[START Stored rows]
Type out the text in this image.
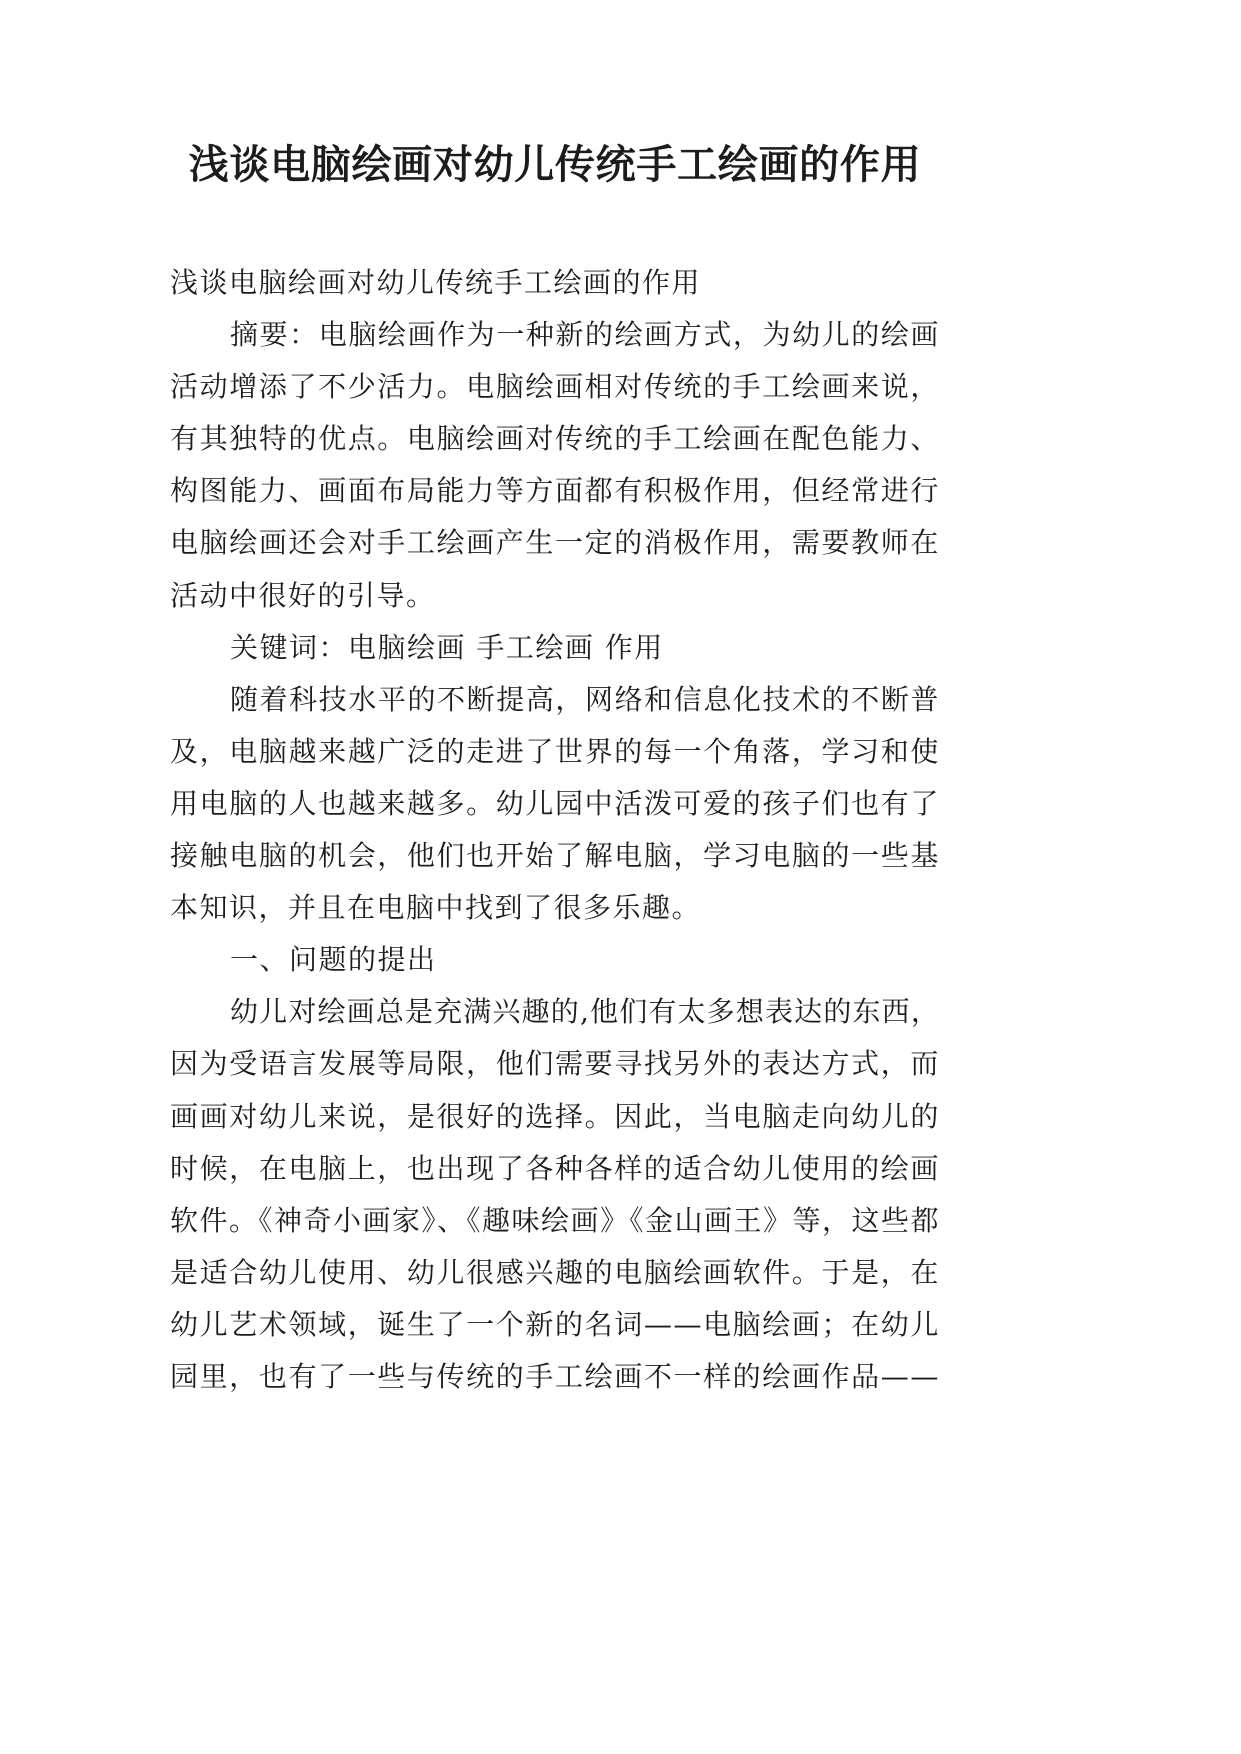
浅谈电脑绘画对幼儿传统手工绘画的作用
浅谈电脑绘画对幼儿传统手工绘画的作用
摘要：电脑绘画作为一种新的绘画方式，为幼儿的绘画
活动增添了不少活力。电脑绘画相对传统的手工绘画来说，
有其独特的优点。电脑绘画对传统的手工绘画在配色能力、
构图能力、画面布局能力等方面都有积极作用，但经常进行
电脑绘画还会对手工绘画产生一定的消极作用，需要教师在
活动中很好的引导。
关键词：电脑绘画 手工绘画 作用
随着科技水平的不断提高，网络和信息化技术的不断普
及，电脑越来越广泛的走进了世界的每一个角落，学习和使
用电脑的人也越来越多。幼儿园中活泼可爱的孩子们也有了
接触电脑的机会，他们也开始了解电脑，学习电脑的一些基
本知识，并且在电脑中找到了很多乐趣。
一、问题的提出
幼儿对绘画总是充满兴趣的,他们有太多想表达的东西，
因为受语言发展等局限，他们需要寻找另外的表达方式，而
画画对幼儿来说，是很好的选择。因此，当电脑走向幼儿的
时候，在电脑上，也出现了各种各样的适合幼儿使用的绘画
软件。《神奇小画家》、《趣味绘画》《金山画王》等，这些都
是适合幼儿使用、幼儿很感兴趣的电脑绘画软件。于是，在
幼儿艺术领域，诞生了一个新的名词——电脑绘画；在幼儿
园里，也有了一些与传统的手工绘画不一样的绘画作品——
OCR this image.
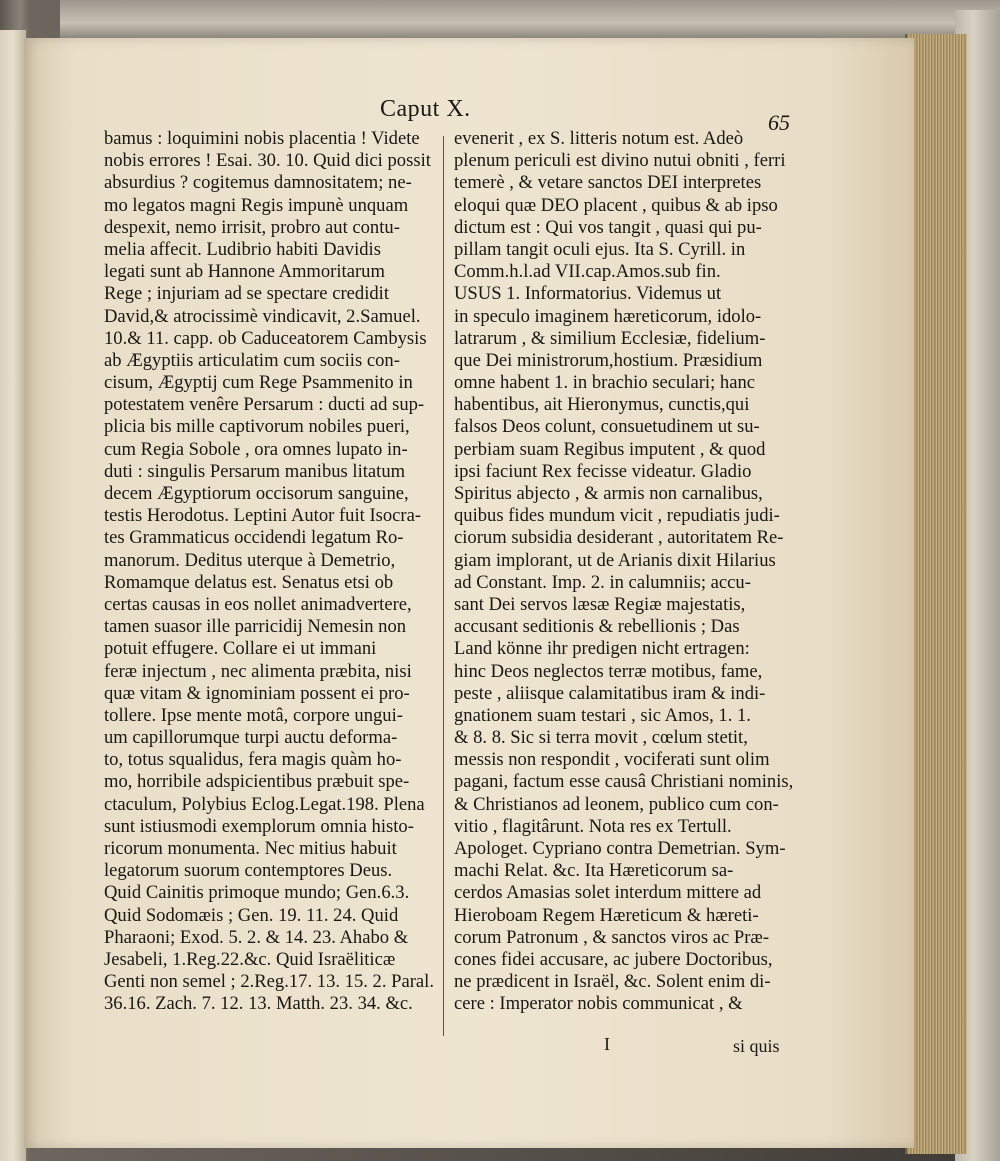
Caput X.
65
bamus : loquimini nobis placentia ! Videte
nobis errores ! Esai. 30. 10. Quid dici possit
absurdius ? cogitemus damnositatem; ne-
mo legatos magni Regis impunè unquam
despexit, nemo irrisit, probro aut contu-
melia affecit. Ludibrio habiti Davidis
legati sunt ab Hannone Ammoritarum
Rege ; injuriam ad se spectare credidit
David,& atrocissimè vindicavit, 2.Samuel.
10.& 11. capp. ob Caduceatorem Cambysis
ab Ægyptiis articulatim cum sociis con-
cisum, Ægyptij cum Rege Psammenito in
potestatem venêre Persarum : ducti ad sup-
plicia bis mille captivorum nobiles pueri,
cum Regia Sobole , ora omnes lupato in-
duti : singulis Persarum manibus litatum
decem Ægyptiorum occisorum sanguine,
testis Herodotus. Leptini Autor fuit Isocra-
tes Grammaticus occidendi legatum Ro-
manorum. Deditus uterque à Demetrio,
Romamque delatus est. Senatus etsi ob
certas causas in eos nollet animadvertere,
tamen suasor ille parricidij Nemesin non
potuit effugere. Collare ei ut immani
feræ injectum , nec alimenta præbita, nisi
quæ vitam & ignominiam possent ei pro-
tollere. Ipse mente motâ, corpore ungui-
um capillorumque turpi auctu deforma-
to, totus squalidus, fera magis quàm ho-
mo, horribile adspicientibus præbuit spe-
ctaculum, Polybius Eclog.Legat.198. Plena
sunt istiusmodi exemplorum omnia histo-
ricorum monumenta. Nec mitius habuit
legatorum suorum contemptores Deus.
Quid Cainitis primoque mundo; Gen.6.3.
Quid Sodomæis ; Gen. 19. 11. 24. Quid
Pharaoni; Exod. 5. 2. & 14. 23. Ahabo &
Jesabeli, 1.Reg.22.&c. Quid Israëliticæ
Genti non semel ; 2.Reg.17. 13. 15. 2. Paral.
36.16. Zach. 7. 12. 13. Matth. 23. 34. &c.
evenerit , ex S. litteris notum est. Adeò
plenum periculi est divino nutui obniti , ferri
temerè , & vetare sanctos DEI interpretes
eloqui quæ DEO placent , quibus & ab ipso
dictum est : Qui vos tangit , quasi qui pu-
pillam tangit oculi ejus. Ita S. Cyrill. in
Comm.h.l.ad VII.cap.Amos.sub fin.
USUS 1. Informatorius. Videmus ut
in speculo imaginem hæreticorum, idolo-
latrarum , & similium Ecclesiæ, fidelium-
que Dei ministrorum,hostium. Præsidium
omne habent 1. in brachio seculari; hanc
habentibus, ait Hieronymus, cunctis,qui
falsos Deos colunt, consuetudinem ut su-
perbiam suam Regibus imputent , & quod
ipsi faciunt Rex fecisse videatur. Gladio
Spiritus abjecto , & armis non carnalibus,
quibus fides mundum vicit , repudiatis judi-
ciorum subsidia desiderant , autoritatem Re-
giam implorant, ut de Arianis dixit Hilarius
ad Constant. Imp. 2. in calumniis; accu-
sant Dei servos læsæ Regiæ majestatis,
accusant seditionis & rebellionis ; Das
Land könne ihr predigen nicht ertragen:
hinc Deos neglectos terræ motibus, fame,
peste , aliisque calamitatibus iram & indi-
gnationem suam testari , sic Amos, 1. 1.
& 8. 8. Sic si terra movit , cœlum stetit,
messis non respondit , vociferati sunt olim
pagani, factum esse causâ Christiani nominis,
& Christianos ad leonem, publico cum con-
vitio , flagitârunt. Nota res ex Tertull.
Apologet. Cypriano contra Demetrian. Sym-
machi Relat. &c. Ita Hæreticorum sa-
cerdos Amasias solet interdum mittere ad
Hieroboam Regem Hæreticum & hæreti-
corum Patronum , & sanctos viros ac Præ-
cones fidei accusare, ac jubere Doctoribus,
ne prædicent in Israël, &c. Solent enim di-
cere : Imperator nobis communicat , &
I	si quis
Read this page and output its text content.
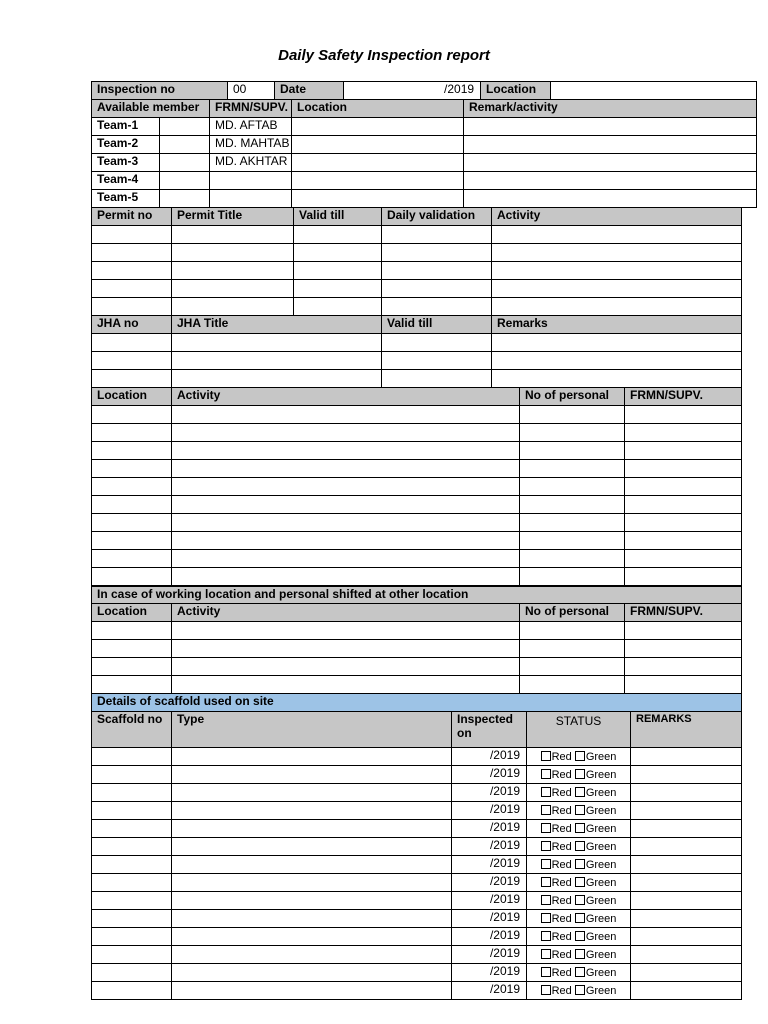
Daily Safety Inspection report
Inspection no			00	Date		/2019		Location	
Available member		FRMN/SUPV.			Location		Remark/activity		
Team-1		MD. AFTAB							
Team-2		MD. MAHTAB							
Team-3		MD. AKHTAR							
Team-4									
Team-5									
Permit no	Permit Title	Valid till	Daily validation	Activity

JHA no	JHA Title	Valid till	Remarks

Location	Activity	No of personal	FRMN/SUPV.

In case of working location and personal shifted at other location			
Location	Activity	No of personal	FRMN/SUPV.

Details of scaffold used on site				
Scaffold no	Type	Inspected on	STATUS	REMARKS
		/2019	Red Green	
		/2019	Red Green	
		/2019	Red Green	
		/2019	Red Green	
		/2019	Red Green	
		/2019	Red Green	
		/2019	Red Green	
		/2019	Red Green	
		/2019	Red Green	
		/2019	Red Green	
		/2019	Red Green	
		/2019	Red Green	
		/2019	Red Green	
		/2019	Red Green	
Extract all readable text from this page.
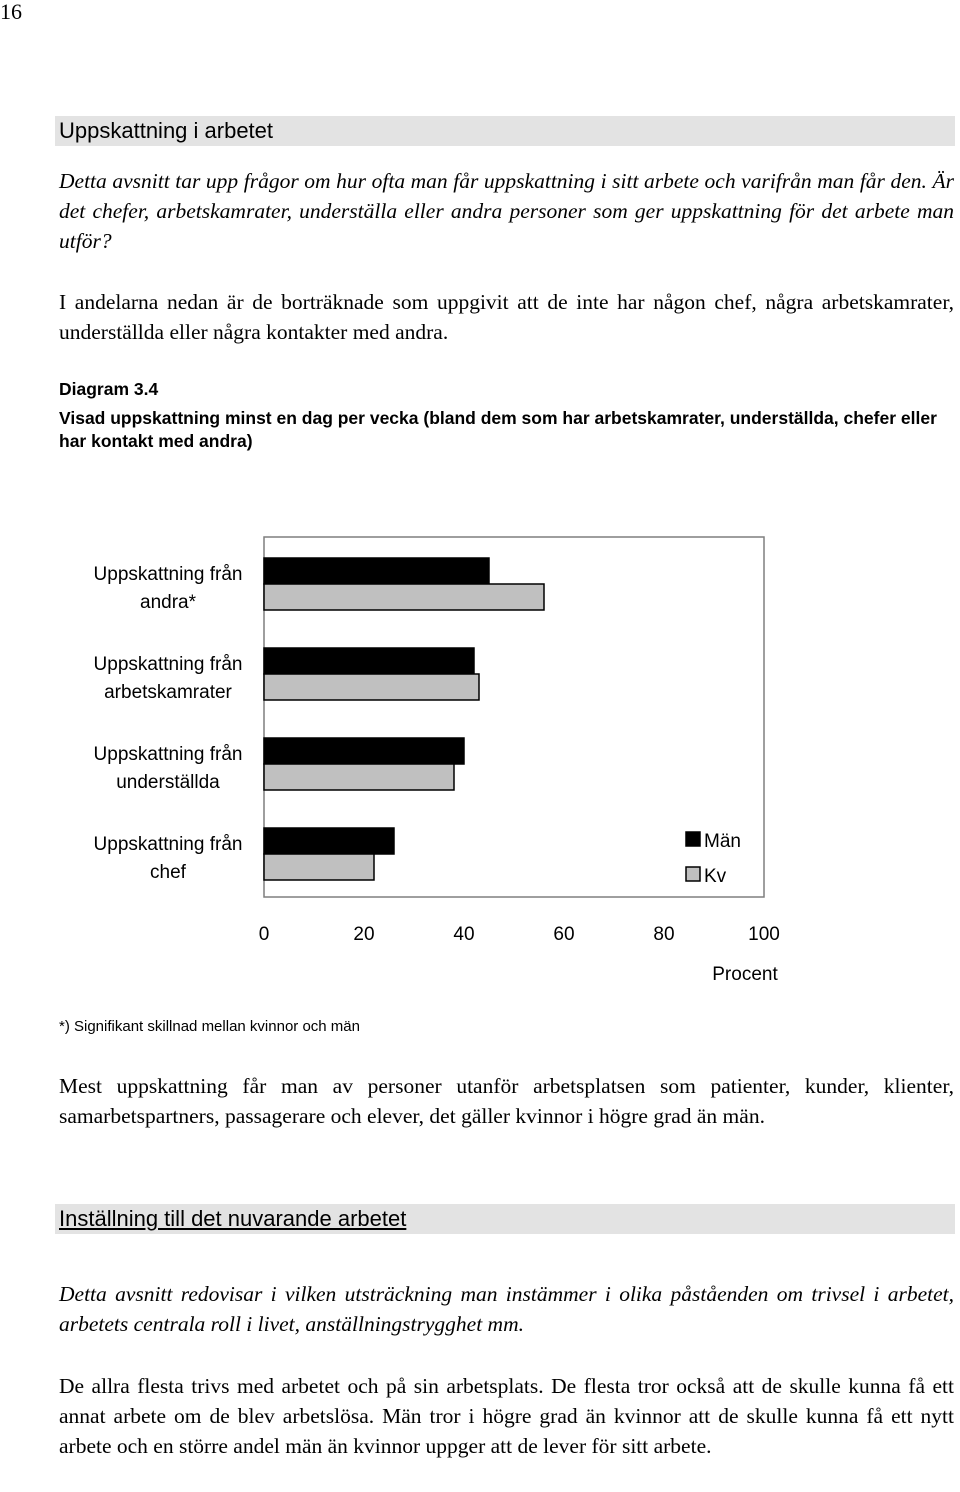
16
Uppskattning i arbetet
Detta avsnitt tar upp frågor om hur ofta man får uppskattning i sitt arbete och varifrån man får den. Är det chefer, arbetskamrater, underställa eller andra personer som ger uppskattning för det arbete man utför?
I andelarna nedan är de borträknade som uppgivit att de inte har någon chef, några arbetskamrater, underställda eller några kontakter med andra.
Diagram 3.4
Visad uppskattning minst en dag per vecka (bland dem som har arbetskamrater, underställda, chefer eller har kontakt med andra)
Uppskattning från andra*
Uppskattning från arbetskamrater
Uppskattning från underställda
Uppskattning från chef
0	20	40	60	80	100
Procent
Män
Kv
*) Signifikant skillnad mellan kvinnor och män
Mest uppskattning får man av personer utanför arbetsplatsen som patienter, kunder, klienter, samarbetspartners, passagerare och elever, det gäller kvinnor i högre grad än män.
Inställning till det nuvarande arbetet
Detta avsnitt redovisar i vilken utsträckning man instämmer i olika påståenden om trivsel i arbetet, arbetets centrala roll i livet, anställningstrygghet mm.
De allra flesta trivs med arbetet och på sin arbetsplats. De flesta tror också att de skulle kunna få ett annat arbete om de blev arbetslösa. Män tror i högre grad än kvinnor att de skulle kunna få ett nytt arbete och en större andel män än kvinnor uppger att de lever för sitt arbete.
[END Stored rows]
_Exercise directions_:
Count each line of the data where the word "till" appears, then reply with the total only.

_Task answer_:
3